WHAT YOU SHOULD DO. Go through the data below. Pull out every line that has the word "name".

GIVEN ENTRIES.
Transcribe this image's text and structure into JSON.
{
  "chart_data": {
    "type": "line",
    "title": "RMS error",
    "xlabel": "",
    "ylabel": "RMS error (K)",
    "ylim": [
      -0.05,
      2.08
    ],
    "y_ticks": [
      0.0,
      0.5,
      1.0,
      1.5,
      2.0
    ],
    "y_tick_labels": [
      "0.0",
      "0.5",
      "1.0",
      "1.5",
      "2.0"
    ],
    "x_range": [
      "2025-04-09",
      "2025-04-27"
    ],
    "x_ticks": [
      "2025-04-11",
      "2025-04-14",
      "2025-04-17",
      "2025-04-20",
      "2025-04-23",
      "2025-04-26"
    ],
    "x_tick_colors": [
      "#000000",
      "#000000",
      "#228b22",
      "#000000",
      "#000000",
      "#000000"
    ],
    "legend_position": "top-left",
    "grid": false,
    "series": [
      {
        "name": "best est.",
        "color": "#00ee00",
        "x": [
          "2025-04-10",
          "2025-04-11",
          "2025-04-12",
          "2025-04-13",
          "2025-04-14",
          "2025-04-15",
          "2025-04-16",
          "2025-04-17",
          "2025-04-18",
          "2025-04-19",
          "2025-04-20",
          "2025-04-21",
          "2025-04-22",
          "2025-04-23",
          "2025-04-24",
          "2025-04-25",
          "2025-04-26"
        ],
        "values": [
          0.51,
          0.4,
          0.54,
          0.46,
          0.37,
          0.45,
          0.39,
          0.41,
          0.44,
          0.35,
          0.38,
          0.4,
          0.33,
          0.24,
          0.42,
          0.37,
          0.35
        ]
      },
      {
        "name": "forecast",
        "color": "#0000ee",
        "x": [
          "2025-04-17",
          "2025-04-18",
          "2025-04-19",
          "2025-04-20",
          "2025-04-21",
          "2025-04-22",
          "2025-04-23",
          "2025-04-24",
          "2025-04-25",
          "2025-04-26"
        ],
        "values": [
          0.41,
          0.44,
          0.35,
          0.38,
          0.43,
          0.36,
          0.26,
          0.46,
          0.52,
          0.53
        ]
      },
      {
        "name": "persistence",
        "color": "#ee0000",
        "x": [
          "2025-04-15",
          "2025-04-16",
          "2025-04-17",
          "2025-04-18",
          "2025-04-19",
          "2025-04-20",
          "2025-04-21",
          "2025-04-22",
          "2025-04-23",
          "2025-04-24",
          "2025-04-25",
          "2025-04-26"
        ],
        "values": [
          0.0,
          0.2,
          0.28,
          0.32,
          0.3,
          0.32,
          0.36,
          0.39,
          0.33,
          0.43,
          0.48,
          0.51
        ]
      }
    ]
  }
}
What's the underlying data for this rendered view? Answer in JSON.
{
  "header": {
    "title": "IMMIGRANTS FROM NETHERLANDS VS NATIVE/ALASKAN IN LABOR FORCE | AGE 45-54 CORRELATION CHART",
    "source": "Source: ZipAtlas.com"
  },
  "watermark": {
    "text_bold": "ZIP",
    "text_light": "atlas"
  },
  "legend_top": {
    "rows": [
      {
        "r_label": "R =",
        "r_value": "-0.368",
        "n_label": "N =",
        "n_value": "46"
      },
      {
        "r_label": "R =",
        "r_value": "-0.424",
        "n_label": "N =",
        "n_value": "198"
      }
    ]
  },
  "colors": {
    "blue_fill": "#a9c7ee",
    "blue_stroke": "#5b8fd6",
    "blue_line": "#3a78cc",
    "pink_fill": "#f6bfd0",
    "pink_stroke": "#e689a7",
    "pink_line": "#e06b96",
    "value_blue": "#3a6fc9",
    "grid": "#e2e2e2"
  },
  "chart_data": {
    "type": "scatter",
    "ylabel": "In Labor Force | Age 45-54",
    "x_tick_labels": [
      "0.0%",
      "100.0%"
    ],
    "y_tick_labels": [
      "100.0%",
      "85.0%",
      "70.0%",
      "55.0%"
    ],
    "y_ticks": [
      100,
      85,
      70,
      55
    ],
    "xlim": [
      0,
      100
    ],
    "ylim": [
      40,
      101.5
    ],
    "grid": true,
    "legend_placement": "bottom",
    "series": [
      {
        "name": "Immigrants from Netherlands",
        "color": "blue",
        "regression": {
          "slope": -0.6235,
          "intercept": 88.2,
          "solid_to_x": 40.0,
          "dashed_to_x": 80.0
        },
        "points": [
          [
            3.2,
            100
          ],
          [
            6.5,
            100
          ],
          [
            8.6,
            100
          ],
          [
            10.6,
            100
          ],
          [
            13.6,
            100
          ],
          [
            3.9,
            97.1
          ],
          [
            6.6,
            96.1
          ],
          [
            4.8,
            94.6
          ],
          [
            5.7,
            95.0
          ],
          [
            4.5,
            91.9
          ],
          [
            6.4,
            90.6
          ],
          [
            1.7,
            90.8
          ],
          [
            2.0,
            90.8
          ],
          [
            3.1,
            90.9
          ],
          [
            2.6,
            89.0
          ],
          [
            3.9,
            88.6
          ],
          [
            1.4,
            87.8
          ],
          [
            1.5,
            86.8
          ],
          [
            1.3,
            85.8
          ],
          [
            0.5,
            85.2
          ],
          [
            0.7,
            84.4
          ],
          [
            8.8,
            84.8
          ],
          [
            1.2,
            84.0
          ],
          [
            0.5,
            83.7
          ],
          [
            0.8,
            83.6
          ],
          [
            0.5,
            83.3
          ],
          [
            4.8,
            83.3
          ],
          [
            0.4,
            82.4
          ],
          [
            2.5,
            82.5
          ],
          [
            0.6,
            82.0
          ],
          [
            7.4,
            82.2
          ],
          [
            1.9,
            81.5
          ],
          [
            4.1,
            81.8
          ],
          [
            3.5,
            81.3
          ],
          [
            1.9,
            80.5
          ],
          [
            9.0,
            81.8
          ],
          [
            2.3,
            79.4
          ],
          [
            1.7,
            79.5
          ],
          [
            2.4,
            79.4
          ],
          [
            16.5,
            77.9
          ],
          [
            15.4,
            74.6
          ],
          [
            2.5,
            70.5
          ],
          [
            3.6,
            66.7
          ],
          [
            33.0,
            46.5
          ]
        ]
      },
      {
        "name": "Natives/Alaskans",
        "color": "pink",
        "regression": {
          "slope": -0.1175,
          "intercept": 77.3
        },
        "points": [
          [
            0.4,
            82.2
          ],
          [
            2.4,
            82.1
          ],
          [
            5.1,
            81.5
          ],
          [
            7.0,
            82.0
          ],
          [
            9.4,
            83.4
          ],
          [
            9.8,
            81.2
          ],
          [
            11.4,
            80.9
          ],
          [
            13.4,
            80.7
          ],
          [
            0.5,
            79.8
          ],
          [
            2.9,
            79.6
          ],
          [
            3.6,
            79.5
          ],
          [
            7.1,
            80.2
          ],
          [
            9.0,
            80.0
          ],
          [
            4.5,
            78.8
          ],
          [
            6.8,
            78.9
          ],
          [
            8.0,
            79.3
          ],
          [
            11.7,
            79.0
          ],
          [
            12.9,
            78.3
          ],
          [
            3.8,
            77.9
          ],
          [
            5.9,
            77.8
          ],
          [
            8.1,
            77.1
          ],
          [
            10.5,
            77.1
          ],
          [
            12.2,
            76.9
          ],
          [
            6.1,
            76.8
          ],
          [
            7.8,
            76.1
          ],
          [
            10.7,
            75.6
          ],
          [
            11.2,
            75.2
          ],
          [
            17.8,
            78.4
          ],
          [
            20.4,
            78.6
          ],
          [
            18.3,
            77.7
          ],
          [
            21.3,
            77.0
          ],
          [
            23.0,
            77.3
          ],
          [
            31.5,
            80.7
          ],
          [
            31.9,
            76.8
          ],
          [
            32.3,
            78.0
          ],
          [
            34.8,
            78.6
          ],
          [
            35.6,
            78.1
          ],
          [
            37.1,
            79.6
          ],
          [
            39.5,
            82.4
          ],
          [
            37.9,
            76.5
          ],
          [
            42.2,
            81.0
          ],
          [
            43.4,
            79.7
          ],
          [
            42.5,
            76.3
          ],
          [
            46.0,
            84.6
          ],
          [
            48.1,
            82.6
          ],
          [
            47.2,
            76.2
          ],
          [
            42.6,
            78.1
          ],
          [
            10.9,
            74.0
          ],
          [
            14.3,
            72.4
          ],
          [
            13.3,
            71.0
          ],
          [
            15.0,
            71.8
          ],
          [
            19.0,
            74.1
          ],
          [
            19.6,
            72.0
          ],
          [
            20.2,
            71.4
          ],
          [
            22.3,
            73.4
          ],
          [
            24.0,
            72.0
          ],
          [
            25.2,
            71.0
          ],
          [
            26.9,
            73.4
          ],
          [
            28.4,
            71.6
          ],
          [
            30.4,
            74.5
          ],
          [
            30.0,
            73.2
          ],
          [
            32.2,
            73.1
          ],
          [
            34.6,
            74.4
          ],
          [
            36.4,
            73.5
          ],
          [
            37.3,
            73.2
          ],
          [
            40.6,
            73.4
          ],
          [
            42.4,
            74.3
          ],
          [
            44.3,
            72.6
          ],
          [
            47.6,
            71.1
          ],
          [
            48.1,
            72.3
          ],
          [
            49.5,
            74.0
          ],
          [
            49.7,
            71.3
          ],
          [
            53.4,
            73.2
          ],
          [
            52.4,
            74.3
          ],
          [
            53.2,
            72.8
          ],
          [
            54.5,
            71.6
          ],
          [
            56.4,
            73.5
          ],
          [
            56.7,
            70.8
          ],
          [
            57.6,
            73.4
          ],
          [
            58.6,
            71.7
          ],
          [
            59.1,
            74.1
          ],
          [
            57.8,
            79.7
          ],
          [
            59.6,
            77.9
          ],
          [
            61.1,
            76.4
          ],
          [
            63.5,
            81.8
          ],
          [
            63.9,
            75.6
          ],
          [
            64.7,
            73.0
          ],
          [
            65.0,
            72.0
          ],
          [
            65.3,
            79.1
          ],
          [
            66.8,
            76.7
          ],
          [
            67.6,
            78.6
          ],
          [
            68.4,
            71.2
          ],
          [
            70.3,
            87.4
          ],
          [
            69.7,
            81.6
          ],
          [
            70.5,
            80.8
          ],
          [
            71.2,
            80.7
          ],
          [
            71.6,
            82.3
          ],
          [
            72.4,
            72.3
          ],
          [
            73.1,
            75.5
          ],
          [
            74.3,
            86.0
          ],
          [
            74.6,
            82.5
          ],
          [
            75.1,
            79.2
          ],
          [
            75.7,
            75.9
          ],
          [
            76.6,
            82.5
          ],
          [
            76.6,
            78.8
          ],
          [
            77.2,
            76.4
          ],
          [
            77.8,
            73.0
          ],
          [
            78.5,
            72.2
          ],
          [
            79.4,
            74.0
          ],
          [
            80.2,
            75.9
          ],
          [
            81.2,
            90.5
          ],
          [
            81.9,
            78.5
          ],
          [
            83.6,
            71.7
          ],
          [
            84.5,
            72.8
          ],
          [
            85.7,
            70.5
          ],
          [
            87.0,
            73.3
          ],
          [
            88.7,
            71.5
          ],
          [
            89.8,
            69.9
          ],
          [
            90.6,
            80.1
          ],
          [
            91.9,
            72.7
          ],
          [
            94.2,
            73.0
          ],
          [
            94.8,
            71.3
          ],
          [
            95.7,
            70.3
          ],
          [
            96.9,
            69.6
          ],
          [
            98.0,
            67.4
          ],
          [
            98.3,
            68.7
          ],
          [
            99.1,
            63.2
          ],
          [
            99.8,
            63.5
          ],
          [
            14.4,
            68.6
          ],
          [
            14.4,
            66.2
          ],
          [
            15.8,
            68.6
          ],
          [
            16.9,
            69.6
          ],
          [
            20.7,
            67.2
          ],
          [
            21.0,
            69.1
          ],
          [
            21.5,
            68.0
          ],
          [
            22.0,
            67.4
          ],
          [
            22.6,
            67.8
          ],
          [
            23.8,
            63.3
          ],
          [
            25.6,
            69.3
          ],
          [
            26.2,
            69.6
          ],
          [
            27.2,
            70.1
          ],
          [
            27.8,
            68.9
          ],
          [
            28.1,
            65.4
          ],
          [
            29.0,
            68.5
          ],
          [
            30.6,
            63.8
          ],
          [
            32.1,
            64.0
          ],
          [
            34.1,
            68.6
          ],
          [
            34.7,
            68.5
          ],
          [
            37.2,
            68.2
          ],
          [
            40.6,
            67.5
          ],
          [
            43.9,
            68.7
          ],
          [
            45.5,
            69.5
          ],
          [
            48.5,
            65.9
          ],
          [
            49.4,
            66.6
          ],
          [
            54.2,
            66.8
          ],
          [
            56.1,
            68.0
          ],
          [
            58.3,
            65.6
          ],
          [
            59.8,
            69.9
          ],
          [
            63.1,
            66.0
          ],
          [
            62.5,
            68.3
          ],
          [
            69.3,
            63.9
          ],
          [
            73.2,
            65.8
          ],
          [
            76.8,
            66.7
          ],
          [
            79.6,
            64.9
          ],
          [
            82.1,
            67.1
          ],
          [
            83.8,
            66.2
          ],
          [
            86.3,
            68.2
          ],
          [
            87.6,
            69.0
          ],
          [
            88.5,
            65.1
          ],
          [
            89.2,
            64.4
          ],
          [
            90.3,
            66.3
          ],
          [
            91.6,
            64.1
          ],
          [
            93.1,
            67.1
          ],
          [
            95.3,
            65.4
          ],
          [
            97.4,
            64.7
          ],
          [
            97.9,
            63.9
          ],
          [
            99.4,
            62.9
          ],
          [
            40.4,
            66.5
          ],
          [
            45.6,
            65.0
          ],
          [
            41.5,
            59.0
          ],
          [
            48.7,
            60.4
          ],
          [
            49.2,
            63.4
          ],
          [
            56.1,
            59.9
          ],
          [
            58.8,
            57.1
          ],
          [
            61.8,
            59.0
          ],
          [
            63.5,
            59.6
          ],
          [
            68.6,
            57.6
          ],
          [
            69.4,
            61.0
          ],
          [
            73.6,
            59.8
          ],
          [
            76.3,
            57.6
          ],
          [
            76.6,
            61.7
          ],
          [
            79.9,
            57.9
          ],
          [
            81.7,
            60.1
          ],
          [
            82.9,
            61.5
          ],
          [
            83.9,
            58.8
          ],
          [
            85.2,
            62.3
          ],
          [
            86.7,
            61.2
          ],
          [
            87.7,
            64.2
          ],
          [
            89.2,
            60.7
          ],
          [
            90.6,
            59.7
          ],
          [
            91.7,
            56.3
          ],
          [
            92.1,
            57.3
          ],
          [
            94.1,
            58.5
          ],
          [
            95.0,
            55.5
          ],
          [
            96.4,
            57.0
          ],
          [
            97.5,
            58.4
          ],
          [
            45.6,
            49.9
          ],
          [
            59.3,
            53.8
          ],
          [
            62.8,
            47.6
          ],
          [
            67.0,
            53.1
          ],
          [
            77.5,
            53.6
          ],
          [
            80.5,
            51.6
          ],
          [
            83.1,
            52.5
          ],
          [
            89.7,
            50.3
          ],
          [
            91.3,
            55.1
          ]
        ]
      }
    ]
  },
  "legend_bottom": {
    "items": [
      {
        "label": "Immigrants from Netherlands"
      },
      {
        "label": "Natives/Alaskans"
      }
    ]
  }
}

EXERCISE SOLUTION.
        "name": "best est.",
        "name": "forecast",
        "name": "persistence",
        "name": "Immigrants from Netherlands",
        "name": "Natives/Alaskans",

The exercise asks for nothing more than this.